• **Work required**: Every entry below should be printed exactly, without its images.

• **Record extracts**:
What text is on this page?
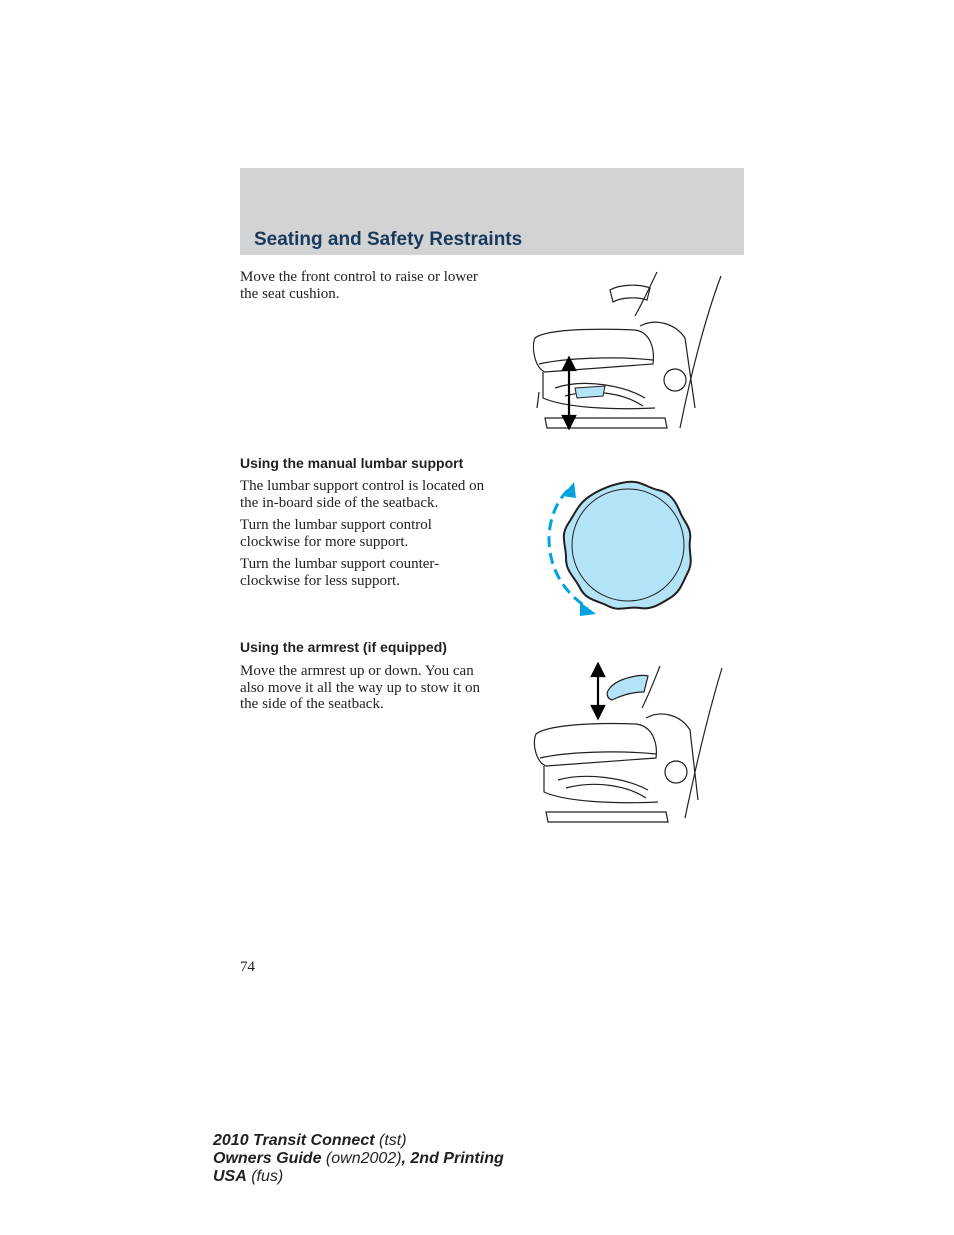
Seating and Safety Restraints

Move the front control to raise or lower the seat cushion.

Using the manual lumbar support

The lumbar support control is located on the in-board side of the seatback.

Turn the lumbar support control clockwise for more support.

Turn the lumbar support counter-clockwise for less support.

Using the armrest (if equipped)

Move the armrest up or down. You can also move it all the way up to stow it on the side of the seatback.

74
2010 Transit Connect (tst)
Owners Guide (own2002), 2nd Printing
USA (fus)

• **Worked answer**:
What text is on this page?
Seating and Safety Restraints

Move the front control to raise or lower the seat cushion.

Using the manual lumbar support

The lumbar support control is located on the in-board side of the seatback.

Turn the lumbar support control clockwise for more support.

Turn the lumbar support counter-clockwise for less support.

Using the armrest (if equipped)

Move the armrest up or down. You can also move it all the way up to stow it on the side of the seatback.

74
2010 Transit Connect (tst)
Owners Guide (own2002), 2nd Printing
USA (fus)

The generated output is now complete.